>>>>>

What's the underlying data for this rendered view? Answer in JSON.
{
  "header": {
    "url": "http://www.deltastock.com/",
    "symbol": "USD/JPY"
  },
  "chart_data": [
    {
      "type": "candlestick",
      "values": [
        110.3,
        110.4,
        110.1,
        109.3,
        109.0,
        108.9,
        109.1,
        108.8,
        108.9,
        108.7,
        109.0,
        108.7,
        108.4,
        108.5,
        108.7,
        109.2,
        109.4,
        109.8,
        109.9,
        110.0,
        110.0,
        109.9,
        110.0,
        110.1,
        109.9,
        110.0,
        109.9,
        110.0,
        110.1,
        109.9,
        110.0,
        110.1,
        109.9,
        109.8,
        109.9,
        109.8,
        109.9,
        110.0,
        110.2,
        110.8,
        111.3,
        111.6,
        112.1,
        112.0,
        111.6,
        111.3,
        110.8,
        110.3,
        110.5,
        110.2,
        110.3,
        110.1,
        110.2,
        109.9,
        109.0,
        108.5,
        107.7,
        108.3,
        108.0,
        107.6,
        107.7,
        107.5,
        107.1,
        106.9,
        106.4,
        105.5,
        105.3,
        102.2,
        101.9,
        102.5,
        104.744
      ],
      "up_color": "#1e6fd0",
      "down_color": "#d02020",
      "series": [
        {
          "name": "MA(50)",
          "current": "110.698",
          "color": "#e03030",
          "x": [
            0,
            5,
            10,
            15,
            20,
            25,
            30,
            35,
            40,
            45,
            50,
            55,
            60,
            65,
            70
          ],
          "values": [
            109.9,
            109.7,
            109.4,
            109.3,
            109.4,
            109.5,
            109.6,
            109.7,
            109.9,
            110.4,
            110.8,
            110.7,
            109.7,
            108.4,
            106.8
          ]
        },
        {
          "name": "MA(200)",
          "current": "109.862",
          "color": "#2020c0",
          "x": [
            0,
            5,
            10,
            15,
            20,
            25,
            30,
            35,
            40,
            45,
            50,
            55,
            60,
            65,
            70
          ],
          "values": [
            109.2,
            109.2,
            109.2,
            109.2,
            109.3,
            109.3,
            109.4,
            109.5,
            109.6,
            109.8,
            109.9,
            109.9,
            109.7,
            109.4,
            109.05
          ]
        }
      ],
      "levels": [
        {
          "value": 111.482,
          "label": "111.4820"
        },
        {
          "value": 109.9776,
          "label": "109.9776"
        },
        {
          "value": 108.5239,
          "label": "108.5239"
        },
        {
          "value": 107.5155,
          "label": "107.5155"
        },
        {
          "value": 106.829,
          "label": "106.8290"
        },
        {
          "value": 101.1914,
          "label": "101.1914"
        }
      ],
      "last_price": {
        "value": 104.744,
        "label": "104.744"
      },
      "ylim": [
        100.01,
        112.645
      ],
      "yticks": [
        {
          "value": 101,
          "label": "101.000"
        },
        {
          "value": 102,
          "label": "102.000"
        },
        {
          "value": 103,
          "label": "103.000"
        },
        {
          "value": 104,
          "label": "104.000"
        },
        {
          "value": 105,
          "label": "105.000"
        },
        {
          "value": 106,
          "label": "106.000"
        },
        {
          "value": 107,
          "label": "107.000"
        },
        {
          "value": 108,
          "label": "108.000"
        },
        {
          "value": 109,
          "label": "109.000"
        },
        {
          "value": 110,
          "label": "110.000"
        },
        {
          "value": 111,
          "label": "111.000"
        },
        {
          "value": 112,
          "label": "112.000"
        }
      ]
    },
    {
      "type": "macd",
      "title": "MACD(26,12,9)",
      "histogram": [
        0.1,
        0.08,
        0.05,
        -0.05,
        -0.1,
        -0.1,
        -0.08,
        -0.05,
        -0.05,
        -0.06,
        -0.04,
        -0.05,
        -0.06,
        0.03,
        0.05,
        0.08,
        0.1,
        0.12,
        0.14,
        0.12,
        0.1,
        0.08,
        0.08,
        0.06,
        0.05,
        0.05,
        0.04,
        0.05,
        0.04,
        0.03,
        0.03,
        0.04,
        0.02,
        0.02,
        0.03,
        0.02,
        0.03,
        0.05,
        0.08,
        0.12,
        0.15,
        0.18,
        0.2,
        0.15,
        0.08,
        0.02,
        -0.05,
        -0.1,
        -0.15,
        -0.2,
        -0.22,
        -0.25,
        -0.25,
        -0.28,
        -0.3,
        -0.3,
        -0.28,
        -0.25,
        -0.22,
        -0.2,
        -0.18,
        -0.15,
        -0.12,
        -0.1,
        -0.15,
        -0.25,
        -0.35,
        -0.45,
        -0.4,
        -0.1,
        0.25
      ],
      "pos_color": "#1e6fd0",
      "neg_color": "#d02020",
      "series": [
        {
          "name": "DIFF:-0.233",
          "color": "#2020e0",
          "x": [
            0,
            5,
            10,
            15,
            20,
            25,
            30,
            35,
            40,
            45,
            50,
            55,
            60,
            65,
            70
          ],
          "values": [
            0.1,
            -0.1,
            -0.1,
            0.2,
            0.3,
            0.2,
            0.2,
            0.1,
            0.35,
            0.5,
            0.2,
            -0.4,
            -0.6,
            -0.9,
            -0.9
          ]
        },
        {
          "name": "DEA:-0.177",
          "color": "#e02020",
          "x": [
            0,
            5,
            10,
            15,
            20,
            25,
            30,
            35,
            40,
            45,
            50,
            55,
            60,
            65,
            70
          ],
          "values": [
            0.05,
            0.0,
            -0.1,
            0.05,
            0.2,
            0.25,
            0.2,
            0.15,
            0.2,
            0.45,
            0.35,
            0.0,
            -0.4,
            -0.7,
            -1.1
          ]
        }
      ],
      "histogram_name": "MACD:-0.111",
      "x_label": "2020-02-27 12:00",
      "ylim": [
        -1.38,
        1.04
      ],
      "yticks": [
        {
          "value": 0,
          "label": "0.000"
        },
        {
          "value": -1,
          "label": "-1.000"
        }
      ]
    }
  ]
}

<<<<<

* [The problem]: Copy all the records above precisely.

* [Completed exercise]:
What's the underlying data for this rendered view? Answer in JSON.
{
  "header": {
    "url": "http://www.deltastock.com/",
    "symbol": "USD/JPY"
  },
  "chart_data": [
    {
      "type": "candlestick",
      "values": [
        110.3,
        110.4,
        110.1,
        109.3,
        109.0,
        108.9,
        109.1,
        108.8,
        108.9,
        108.7,
        109.0,
        108.7,
        108.4,
        108.5,
        108.7,
        109.2,
        109.4,
        109.8,
        109.9,
        110.0,
        110.0,
        109.9,
        110.0,
        110.1,
        109.9,
        110.0,
        109.9,
        110.0,
        110.1,
        109.9,
        110.0,
        110.1,
        109.9,
        109.8,
        109.9,
        109.8,
        109.9,
        110.0,
        110.2,
        110.8,
        111.3,
        111.6,
        112.1,
        112.0,
        111.6,
        111.3,
        110.8,
        110.3,
        110.5,
        110.2,
        110.3,
        110.1,
        110.2,
        109.9,
        109.0,
        108.5,
        107.7,
        108.3,
        108.0,
        107.6,
        107.7,
        107.5,
        107.1,
        106.9,
        106.4,
        105.5,
        105.3,
        102.2,
        101.9,
        102.5,
        104.744
      ],
      "up_color": "#1e6fd0",
      "down_color": "#d02020",
      "series": [
        {
          "name": "MA(50)",
          "current": "110.698",
          "color": "#e03030",
          "x": [
            0,
            5,
            10,
            15,
            20,
            25,
            30,
            35,
            40,
            45,
            50,
            55,
            60,
            65,
            70
          ],
          "values": [
            109.9,
            109.7,
            109.4,
            109.3,
            109.4,
            109.5,
            109.6,
            109.7,
            109.9,
            110.4,
            110.8,
            110.7,
            109.7,
            108.4,
            106.8
          ]
        },
        {
          "name": "MA(200)",
          "current": "109.862",
          "color": "#2020c0",
          "x": [
            0,
            5,
            10,
            15,
            20,
            25,
            30,
            35,
            40,
            45,
            50,
            55,
            60,
            65,
            70
          ],
          "values": [
            109.2,
            109.2,
            109.2,
            109.2,
            109.3,
            109.3,
            109.4,
            109.5,
            109.6,
            109.8,
            109.9,
            109.9,
            109.7,
            109.4,
            109.05
          ]
        }
      ],
      "levels": [
        {
          "value": 111.482,
          "label": "111.4820"
        },
        {
          "value": 109.9776,
          "label": "109.9776"
        },
        {
          "value": 108.5239,
          "label": "108.5239"
        },
        {
          "value": 107.5155,
          "label": "107.5155"
        },
        {
          "value": 106.829,
          "label": "106.8290"
        },
        {
          "value": 101.1914,
          "label": "101.1914"
        }
      ],
      "last_price": {
        "value": 104.744,
        "label": "104.744"
      },
      "ylim": [
        100.01,
        112.645
      ],
      "yticks": [
        {
          "value": 101,
          "label": "101.000"
        },
        {
          "value": 102,
          "label": "102.000"
        },
        {
          "value": 103,
          "label": "103.000"
        },
        {
          "value": 104,
          "label": "104.000"
        },
        {
          "value": 105,
          "label": "105.000"
        },
        {
          "value": 106,
          "label": "106.000"
        },
        {
          "value": 107,
          "label": "107.000"
        },
        {
          "value": 108,
          "label": "108.000"
        },
        {
          "value": 109,
          "label": "109.000"
        },
        {
          "value": 110,
          "label": "110.000"
        },
        {
          "value": 111,
          "label": "111.000"
        },
        {
          "value": 112,
          "label": "112.000"
        }
      ]
    },
    {
      "type": "macd",
      "title": "MACD(26,12,9)",
      "histogram": [
        0.1,
        0.08,
        0.05,
        -0.05,
        -0.1,
        -0.1,
        -0.08,
        -0.05,
        -0.05,
        -0.06,
        -0.04,
        -0.05,
        -0.06,
        0.03,
        0.05,
        0.08,
        0.1,
        0.12,
        0.14,
        0.12,
        0.1,
        0.08,
        0.08,
        0.06,
        0.05,
        0.05,
        0.04,
        0.05,
        0.04,
        0.03,
        0.03,
        0.04,
        0.02,
        0.02,
        0.03,
        0.02,
        0.03,
        0.05,
        0.08,
        0.12,
        0.15,
        0.18,
        0.2,
        0.15,
        0.08,
        0.02,
        -0.05,
        -0.1,
        -0.15,
        -0.2,
        -0.22,
        -0.25,
        -0.25,
        -0.28,
        -0.3,
        -0.3,
        -0.28,
        -0.25,
        -0.22,
        -0.2,
        -0.18,
        -0.15,
        -0.12,
        -0.1,
        -0.15,
        -0.25,
        -0.35,
        -0.45,
        -0.4,
        -0.1,
        0.25
      ],
      "pos_color": "#1e6fd0",
      "neg_color": "#d02020",
      "series": [
        {
          "name": "DIFF:-0.233",
          "color": "#2020e0",
          "x": [
            0,
            5,
            10,
            15,
            20,
            25,
            30,
            35,
            40,
            45,
            50,
            55,
            60,
            65,
            70
          ],
          "values": [
            0.1,
            -0.1,
            -0.1,
            0.2,
            0.3,
            0.2,
            0.2,
            0.1,
            0.35,
            0.5,
            0.2,
            -0.4,
            -0.6,
            -0.9,
            -0.9
          ]
        },
        {
          "name": "DEA:-0.177",
          "color": "#e02020",
          "x": [
            0,
            5,
            10,
            15,
            20,
            25,
            30,
            35,
            40,
            45,
            50,
            55,
            60,
            65,
            70
          ],
          "values": [
            0.05,
            0.0,
            -0.1,
            0.05,
            0.2,
            0.25,
            0.2,
            0.15,
            0.2,
            0.45,
            0.35,
            0.0,
            -0.4,
            -0.7,
            -1.1
          ]
        }
      ],
      "histogram_name": "MACD:-0.111",
      "x_label": "2020-02-27 12:00",
      "ylim": [
        -1.38,
        1.04
      ],
      "yticks": [
        {
          "value": 0,
          "label": "0.000"
        },
        {
          "value": -1,
          "label": "-1.000"
        }
      ]
    }
  ]
}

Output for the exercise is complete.